(Stored entries)

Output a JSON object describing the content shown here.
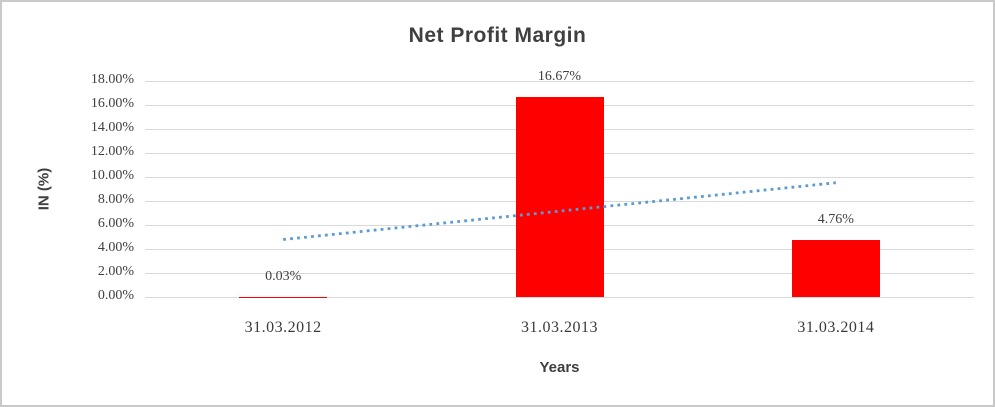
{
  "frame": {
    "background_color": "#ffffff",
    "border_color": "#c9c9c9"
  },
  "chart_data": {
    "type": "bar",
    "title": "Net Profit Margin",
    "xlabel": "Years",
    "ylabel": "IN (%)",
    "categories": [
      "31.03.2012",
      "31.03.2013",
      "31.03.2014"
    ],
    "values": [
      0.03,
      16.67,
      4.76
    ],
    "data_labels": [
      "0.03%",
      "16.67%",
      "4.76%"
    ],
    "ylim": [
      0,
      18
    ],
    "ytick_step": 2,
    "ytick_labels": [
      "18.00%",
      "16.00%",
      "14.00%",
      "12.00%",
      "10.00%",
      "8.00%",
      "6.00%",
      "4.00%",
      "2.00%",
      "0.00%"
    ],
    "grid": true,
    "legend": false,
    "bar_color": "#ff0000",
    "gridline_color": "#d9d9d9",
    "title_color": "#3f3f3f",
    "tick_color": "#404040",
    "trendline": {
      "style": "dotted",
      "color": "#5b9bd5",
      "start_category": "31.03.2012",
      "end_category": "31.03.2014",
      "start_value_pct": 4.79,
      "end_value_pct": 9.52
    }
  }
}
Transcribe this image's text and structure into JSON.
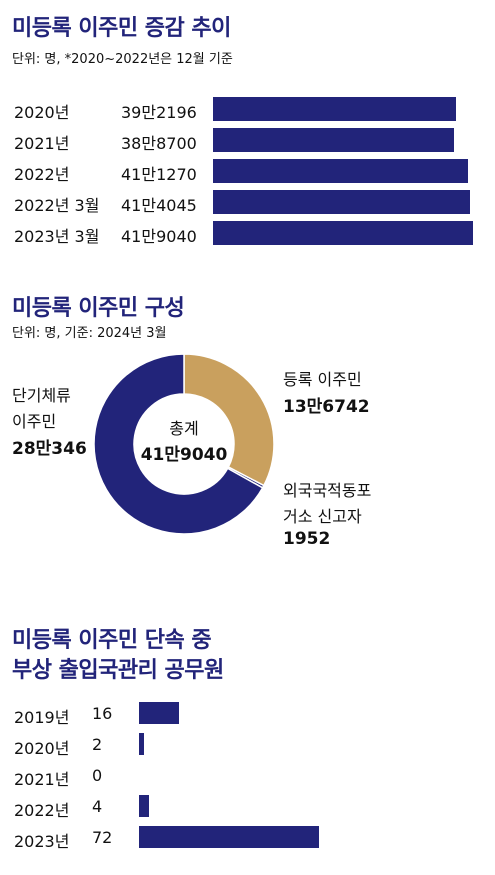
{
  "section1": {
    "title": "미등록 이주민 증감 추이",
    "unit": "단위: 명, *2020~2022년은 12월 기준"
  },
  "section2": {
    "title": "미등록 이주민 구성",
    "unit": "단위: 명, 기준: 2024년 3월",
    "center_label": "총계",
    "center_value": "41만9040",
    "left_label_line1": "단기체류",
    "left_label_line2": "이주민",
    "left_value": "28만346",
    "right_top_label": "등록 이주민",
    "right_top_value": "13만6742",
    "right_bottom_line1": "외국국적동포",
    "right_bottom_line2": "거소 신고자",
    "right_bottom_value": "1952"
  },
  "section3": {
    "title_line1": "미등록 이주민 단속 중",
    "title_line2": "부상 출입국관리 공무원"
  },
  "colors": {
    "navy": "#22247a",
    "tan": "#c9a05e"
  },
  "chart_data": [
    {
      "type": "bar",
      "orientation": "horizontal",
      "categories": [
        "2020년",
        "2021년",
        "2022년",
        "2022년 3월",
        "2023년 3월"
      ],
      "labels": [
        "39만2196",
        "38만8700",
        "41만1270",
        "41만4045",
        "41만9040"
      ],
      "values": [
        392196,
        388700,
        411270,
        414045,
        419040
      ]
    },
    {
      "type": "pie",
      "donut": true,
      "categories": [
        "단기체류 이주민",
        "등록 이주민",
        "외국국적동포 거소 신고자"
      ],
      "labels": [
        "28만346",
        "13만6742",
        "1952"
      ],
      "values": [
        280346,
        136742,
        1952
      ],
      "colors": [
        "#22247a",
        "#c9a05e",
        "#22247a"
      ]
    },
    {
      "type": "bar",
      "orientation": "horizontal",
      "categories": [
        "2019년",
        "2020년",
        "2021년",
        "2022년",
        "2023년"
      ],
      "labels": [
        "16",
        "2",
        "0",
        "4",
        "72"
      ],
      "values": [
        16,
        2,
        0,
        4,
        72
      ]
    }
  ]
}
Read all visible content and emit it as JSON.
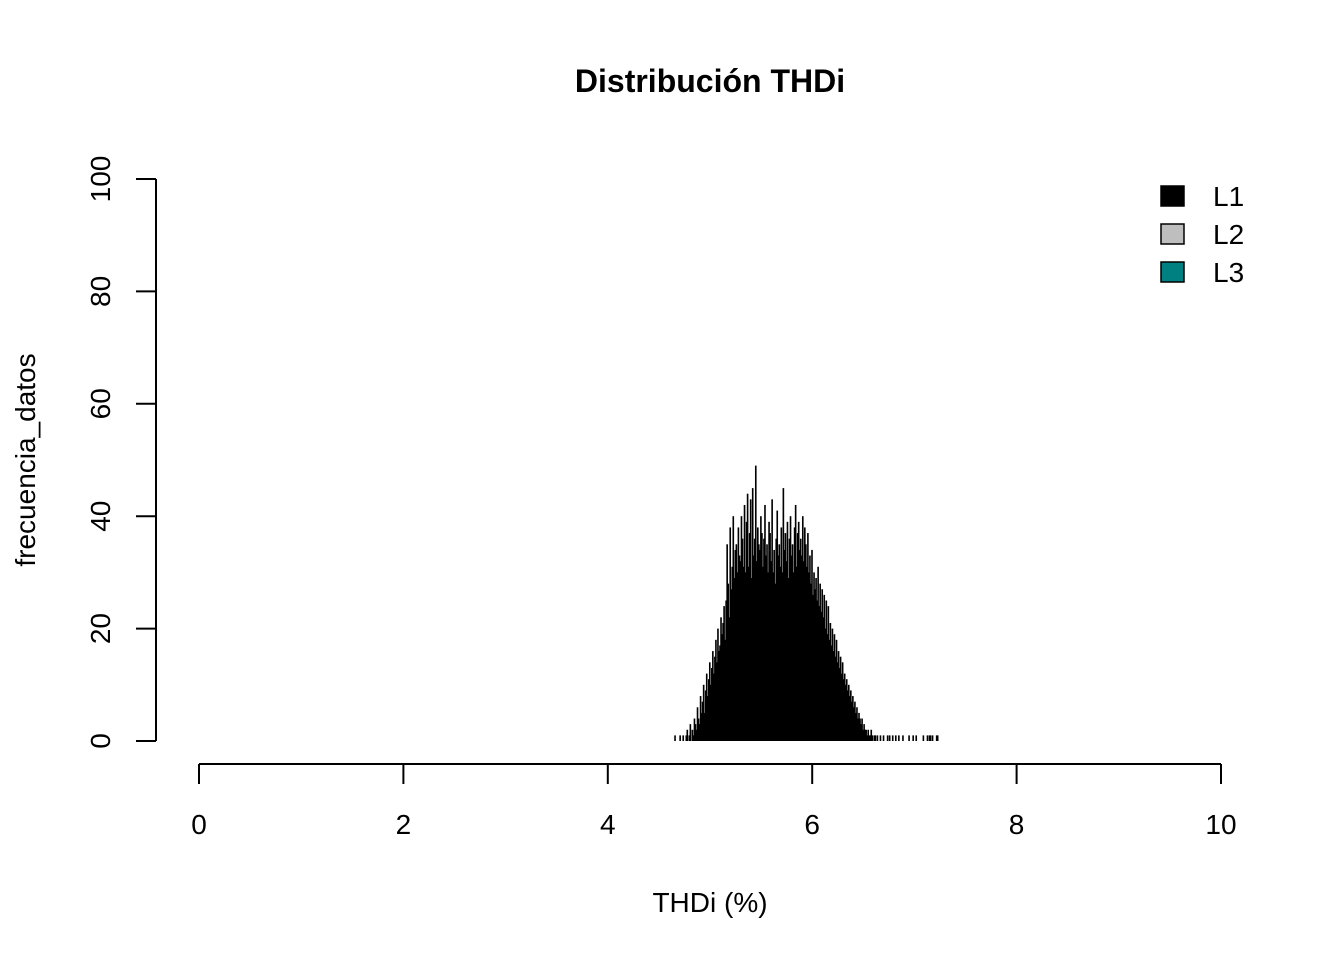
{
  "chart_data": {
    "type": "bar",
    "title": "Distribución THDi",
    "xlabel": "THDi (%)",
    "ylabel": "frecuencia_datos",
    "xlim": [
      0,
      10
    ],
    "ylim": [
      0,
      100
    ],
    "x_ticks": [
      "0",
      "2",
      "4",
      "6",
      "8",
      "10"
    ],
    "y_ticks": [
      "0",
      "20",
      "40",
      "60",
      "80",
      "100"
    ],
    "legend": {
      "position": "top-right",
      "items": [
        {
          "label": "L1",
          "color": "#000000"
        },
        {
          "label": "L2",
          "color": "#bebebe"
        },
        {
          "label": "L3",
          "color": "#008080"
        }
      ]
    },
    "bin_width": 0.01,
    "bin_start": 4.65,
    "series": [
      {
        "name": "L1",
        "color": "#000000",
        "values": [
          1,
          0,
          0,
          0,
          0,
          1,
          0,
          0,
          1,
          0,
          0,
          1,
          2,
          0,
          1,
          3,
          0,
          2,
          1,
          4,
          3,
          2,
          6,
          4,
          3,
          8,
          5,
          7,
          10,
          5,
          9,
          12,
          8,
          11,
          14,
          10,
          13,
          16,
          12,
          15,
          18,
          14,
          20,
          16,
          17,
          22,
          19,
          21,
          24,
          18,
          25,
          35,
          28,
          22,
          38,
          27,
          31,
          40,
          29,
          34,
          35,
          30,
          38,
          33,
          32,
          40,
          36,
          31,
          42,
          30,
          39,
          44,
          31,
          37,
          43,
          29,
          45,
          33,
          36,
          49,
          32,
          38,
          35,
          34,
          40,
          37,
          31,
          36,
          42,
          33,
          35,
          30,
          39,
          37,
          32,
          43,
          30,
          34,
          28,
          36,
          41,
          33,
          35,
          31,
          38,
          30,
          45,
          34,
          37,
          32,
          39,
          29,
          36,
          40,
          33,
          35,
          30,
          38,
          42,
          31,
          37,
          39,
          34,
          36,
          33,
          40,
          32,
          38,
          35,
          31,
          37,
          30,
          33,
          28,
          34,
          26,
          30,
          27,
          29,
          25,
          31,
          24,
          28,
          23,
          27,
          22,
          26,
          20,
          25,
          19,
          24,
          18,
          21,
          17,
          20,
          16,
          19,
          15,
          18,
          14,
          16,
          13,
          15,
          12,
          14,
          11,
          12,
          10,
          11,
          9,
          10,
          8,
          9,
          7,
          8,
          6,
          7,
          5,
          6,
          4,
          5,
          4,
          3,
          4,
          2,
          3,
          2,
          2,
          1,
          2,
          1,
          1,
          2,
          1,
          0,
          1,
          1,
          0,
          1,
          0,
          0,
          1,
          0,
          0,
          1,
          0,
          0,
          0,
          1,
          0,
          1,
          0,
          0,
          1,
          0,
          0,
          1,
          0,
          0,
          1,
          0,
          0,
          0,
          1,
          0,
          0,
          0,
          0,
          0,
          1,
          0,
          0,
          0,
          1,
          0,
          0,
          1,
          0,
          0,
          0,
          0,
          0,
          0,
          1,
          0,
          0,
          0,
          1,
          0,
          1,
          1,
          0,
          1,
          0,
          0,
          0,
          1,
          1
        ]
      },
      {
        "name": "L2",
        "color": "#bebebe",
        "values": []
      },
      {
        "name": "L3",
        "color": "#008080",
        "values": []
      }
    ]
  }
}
==
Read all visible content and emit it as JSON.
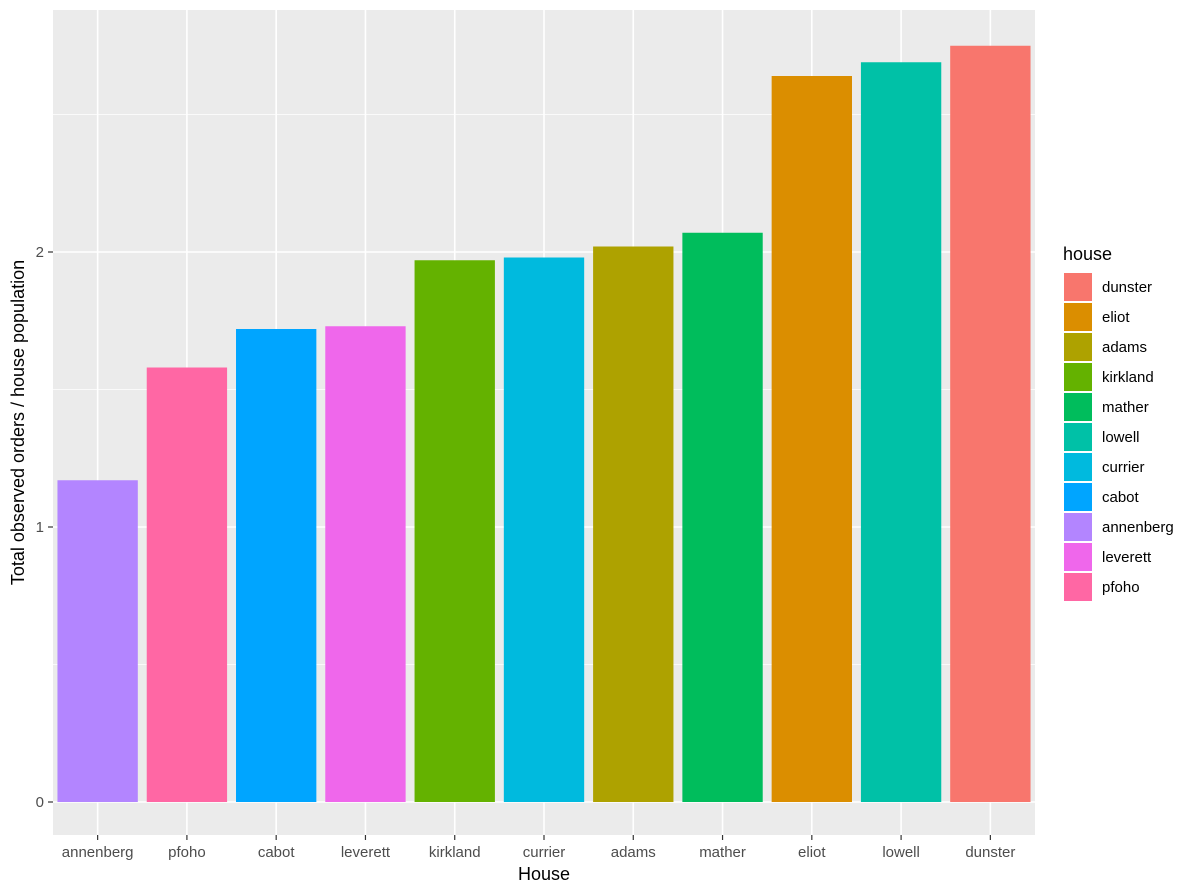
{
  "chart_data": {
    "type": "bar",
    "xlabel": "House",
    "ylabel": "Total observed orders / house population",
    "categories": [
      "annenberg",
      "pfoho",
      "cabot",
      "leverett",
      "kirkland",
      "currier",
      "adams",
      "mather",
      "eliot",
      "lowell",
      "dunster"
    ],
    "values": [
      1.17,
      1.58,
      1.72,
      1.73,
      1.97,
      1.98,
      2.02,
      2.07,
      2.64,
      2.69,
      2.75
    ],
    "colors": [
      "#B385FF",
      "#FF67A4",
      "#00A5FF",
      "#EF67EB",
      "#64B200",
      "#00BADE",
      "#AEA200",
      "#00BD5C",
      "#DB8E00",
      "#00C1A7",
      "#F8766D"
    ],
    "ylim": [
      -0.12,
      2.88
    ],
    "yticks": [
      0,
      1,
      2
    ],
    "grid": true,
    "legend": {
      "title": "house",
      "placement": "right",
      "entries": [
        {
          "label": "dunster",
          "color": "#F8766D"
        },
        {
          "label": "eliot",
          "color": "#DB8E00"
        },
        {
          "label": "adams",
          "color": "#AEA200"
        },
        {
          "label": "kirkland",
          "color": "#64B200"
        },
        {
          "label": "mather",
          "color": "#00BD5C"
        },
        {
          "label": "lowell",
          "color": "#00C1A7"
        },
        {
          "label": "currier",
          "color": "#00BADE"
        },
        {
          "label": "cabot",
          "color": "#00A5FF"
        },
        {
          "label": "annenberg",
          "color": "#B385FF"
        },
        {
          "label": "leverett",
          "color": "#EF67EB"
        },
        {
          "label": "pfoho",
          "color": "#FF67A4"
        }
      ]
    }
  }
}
==
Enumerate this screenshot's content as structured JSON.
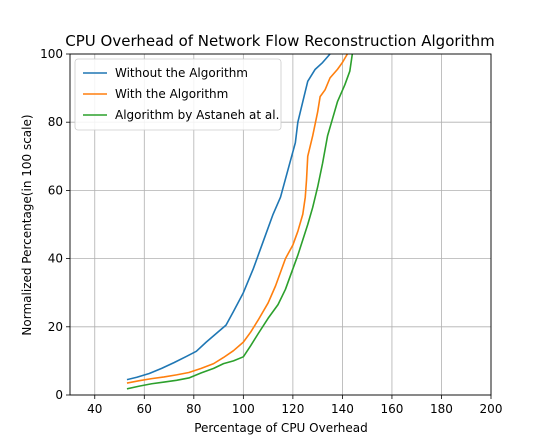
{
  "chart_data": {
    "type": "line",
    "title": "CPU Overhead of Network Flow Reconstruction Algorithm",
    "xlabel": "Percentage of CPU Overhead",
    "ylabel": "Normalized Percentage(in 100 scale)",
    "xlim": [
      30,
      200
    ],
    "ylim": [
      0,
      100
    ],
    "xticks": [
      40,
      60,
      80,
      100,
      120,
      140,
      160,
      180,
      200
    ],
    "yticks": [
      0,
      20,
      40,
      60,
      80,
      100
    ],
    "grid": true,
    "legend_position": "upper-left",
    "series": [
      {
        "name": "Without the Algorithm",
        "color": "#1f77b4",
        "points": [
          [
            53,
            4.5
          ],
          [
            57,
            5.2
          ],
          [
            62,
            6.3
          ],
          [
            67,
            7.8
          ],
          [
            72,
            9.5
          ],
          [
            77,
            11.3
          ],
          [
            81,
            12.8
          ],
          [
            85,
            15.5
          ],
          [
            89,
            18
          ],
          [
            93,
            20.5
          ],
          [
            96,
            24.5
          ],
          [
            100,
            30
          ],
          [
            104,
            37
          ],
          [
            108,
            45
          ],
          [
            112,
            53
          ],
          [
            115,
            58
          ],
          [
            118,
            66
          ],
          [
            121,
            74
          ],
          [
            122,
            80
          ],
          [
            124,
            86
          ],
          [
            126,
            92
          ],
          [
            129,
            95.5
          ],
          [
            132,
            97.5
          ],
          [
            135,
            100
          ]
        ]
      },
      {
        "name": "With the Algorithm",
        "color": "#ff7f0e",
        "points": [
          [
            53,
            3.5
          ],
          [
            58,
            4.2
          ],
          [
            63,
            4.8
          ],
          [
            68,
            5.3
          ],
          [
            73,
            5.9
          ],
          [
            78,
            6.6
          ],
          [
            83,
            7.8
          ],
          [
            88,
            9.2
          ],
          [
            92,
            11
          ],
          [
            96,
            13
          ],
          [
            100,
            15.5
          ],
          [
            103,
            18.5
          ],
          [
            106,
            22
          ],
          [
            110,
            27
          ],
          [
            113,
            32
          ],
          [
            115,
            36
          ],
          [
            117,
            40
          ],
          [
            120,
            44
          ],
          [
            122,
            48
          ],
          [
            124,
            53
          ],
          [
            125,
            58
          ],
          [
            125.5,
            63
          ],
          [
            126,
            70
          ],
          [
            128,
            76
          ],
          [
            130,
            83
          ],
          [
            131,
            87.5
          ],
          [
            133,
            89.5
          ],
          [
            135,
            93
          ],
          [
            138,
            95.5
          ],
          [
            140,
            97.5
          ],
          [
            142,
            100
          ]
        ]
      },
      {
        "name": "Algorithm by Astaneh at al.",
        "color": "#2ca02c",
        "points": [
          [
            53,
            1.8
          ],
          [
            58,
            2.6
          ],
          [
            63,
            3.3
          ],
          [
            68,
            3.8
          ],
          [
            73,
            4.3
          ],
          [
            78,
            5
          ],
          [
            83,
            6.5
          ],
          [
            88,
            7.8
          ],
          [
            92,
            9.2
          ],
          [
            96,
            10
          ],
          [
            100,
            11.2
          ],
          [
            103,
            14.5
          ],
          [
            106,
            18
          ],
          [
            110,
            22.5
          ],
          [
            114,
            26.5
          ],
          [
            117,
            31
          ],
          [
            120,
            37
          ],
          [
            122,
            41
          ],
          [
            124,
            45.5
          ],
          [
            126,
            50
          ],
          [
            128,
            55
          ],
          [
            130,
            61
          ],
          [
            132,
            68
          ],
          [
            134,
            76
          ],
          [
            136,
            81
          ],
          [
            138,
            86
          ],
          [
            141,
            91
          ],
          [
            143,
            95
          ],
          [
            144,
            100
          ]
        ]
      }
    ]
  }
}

Aim: Show every line of the records above that contains the word "외국국적동포".

Task response:
    "right_bottom_line1": "외국국적동포",
        "외국국적동포 거소 신고자"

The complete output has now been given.